**Task directions:** Search the data for the word "Transmitting" and copy every line that contains it.

------ Stored records ------

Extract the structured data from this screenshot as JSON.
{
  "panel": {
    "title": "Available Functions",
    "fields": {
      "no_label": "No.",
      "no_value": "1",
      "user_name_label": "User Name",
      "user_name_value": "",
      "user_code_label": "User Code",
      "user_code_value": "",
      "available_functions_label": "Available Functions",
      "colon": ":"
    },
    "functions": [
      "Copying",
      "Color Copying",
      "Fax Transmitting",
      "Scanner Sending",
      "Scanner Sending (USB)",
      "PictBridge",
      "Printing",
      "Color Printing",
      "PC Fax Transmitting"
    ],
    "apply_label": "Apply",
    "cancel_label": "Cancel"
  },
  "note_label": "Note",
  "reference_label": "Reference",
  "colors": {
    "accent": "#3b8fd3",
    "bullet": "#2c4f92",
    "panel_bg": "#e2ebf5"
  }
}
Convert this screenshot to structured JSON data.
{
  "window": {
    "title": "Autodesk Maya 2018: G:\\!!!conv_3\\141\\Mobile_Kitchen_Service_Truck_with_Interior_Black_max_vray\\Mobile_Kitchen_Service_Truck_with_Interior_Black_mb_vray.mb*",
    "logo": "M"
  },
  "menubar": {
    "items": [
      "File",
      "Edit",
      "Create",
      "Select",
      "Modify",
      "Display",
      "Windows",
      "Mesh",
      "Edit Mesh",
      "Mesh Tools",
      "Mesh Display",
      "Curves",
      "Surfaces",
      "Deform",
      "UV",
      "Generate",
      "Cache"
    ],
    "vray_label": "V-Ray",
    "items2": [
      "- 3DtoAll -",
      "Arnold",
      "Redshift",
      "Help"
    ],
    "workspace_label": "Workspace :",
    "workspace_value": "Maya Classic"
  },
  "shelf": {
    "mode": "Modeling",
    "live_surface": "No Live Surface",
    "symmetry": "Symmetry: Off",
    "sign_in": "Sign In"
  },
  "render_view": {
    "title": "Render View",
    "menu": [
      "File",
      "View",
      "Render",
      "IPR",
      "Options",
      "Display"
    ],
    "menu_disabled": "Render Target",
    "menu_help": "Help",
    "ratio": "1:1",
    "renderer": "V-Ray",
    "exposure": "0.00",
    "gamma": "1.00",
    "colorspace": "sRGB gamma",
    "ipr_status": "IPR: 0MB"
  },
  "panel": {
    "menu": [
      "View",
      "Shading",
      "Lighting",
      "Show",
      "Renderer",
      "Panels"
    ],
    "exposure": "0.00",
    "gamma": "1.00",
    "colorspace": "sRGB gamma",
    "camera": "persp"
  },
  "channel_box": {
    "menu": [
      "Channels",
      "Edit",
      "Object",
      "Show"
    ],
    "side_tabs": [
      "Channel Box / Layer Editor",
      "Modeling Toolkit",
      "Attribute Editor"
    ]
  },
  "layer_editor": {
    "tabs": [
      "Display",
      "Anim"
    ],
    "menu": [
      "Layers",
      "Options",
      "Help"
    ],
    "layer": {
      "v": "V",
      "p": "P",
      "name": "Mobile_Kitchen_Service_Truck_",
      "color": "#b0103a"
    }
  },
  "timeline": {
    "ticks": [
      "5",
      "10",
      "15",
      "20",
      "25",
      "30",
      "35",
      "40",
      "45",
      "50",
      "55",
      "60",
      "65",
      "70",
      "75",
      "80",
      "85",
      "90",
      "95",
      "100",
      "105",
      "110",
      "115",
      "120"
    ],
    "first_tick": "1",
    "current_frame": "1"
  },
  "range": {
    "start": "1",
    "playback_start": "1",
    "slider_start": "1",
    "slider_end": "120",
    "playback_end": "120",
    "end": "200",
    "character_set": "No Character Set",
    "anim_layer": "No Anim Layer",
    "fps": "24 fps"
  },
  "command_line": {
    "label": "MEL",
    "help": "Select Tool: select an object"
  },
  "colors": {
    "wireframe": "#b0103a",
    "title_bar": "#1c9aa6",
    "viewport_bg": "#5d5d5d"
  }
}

------

**Solution to the exercise:**
      "Fax Transmitting",
      "PC Fax Transmitting"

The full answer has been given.